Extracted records
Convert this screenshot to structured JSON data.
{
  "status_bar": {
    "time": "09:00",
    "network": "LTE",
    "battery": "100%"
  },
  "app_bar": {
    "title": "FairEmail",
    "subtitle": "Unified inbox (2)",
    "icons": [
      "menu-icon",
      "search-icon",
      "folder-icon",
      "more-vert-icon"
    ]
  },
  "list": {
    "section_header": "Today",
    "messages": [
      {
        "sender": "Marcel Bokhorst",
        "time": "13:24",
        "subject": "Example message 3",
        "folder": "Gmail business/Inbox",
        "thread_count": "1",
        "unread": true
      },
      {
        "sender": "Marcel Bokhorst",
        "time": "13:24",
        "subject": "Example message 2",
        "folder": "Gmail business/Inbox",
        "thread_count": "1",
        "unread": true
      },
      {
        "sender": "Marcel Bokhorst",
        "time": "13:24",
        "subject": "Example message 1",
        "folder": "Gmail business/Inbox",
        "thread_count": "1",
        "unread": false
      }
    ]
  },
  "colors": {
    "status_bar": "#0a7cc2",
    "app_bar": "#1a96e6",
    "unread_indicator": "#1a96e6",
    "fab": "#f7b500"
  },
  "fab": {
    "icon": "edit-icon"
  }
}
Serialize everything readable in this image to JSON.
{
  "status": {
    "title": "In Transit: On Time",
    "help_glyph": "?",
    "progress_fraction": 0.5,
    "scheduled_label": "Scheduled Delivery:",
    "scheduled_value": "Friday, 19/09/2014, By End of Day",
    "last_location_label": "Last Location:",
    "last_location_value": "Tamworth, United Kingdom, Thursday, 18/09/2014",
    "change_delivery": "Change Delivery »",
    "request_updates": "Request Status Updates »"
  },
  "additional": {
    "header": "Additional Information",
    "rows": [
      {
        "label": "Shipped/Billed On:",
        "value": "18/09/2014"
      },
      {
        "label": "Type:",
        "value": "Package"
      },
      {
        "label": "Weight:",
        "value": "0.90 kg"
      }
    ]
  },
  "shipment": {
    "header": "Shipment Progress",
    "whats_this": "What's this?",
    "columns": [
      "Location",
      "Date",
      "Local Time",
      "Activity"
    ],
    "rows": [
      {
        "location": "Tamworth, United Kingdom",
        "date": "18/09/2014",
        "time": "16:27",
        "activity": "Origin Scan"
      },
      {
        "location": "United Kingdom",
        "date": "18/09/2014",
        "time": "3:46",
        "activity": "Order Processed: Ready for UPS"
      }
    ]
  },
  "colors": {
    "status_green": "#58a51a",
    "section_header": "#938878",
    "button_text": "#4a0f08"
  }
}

**BRIEF**
Exactly reproduce all of the entries.

**REPLY**
Convert this screenshot to structured JSON data.
{
  "status_bar": {
    "time": "09:00",
    "network": "LTE",
    "battery": "100%"
  },
  "app_bar": {
    "title": "FairEmail",
    "subtitle": "Unified inbox (2)",
    "icons": [
      "menu-icon",
      "search-icon",
      "folder-icon",
      "more-vert-icon"
    ]
  },
  "list": {
    "section_header": "Today",
    "messages": [
      {
        "sender": "Marcel Bokhorst",
        "time": "13:24",
        "subject": "Example message 3",
        "folder": "Gmail business/Inbox",
        "thread_count": "1",
        "unread": true
      },
      {
        "sender": "Marcel Bokhorst",
        "time": "13:24",
        "subject": "Example message 2",
        "folder": "Gmail business/Inbox",
        "thread_count": "1",
        "unread": true
      },
      {
        "sender": "Marcel Bokhorst",
        "time": "13:24",
        "subject": "Example message 1",
        "folder": "Gmail business/Inbox",
        "thread_count": "1",
        "unread": false
      }
    ]
  },
  "colors": {
    "status_bar": "#0a7cc2",
    "app_bar": "#1a96e6",
    "unread_indicator": "#1a96e6",
    "fab": "#f7b500"
  },
  "fab": {
    "icon": "edit-icon"
  }
}
Serialize everything readable in this image to JSON.
{
  "status": {
    "title": "In Transit: On Time",
    "help_glyph": "?",
    "progress_fraction": 0.5,
    "scheduled_label": "Scheduled Delivery:",
    "scheduled_value": "Friday, 19/09/2014, By End of Day",
    "last_location_label": "Last Location:",
    "last_location_value": "Tamworth, United Kingdom, Thursday, 18/09/2014",
    "change_delivery": "Change Delivery »",
    "request_updates": "Request Status Updates »"
  },
  "additional": {
    "header": "Additional Information",
    "rows": [
      {
        "label": "Shipped/Billed On:",
        "value": "18/09/2014"
      },
      {
        "label": "Type:",
        "value": "Package"
      },
      {
        "label": "Weight:",
        "value": "0.90 kg"
      }
    ]
  },
  "shipment": {
    "header": "Shipment Progress",
    "whats_this": "What's this?",
    "columns": [
      "Location",
      "Date",
      "Local Time",
      "Activity"
    ],
    "rows": [
      {
        "location": "Tamworth, United Kingdom",
        "date": "18/09/2014",
        "time": "16:27",
        "activity": "Origin Scan"
      },
      {
        "location": "United Kingdom",
        "date": "18/09/2014",
        "time": "3:46",
        "activity": "Order Processed: Ready for UPS"
      }
    ]
  },
  "colors": {
    "status_green": "#58a51a",
    "section_header": "#938878",
    "button_text": "#4a0f08"
  }
}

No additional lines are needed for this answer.